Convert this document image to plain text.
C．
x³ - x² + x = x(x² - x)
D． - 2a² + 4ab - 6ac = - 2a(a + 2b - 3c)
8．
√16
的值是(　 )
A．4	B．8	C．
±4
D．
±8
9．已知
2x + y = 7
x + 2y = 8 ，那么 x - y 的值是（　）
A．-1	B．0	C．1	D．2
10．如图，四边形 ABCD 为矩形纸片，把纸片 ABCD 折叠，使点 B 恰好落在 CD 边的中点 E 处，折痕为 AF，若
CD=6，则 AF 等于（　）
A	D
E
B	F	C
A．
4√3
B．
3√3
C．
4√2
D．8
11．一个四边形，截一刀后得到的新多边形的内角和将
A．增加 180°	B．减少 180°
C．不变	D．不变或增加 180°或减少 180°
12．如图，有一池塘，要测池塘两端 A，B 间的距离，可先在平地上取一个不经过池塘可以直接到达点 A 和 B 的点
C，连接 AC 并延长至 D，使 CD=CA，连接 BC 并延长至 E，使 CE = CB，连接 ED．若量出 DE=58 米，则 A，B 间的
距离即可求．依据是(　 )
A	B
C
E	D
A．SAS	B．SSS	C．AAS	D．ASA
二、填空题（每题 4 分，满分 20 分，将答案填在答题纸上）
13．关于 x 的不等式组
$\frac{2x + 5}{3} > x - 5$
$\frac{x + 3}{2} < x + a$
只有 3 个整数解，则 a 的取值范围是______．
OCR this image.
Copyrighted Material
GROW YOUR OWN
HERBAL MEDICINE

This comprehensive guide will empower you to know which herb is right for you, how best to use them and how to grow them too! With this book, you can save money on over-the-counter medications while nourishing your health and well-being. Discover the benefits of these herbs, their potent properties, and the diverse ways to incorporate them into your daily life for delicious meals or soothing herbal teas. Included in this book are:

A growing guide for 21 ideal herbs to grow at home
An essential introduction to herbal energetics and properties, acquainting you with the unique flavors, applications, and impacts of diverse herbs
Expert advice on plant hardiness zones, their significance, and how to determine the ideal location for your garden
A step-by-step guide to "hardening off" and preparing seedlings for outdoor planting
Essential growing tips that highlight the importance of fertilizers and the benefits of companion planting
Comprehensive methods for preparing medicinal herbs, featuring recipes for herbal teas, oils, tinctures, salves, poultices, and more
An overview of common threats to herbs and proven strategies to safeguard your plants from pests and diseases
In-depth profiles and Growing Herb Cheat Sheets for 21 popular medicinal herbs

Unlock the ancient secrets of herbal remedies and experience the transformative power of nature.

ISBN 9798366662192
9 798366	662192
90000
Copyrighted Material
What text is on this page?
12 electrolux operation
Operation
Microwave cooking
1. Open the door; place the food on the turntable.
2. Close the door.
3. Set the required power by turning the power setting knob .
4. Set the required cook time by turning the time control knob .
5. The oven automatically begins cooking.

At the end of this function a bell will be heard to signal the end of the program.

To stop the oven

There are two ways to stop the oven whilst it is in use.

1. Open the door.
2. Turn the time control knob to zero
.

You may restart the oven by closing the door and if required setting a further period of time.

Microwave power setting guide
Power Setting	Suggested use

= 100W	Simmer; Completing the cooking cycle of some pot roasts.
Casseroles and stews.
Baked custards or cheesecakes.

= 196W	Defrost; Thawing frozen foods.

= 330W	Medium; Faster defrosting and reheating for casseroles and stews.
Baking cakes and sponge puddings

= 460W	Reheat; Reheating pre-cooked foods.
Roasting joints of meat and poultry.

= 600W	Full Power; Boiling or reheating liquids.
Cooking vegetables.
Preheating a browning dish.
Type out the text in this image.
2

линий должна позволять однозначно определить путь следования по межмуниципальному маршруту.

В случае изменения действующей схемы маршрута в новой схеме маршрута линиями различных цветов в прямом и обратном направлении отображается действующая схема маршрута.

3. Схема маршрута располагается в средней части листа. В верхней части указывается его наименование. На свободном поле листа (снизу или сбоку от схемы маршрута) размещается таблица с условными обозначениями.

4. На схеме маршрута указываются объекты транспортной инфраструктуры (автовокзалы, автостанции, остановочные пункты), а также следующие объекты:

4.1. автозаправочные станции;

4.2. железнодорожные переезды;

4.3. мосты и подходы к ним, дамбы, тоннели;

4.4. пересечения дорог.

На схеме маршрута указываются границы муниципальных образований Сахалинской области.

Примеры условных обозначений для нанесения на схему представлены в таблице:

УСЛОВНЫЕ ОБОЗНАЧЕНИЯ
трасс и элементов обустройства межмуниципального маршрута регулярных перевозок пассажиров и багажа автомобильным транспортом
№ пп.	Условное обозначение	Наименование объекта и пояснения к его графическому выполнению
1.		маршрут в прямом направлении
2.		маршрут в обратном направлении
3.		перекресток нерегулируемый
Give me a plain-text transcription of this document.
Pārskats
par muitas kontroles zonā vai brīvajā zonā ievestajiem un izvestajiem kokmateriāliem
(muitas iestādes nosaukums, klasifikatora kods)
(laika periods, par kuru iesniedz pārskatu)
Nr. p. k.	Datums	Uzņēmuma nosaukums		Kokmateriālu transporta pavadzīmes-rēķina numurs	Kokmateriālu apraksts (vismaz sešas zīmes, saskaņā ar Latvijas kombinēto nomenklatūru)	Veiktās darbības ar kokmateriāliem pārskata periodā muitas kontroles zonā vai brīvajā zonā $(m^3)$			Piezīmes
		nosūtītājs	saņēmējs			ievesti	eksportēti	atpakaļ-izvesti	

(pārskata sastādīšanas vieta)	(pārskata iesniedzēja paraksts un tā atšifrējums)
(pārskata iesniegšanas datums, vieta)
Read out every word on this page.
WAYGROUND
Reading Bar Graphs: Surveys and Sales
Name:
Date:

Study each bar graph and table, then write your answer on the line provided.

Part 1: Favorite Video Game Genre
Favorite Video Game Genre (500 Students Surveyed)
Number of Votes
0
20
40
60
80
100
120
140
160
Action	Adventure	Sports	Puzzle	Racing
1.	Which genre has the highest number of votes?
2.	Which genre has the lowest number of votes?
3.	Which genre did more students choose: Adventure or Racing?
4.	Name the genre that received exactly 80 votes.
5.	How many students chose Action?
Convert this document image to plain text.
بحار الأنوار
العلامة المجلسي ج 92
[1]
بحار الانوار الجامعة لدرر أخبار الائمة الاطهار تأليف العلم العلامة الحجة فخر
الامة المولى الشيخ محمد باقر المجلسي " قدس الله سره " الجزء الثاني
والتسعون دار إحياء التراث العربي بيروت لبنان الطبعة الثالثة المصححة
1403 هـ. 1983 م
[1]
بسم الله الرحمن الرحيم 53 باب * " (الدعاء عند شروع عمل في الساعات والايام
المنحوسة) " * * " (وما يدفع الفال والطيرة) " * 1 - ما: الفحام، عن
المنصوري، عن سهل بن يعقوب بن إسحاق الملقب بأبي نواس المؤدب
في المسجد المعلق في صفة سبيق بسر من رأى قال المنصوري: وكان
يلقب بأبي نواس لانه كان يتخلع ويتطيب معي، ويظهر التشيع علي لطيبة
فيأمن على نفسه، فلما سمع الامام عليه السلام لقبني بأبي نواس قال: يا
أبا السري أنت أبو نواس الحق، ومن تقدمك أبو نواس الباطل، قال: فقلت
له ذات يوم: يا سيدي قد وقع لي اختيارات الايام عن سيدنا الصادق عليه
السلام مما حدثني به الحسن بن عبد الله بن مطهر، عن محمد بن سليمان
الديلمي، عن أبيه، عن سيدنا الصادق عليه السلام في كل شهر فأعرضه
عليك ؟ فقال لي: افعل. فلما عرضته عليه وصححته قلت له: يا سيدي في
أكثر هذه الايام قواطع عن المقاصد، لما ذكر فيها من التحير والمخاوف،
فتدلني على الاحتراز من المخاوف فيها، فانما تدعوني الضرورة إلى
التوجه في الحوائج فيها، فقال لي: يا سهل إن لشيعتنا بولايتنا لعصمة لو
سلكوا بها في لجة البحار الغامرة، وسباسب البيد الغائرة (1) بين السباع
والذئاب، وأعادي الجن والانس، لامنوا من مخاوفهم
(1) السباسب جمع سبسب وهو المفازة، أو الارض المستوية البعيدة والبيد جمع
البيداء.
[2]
□ □ □
**Stated problem**
Filter the records for lines holding the string "muitas". Copy each one.

**The response**
par muitas kontroles zonā vai brīvajā zonā ievestajiem un izvestajiem kokmateriāliem
(muitas iestādes nosaukums, klasifikatora kods)
Nr. p. k.	Datums	Uzņēmuma nosaukums		Kokmateriālu transporta pavadzīmes-rēķina numurs	Kokmateriālu apraksts (vismaz sešas zīmes, saskaņā ar Latvijas kombinēto nomenklatūru)	Veiktās darbības ar kokmateriāliem pārskata periodā muitas kontroles zonā vai brīvajā zonā $(m^3)$			Piezīmes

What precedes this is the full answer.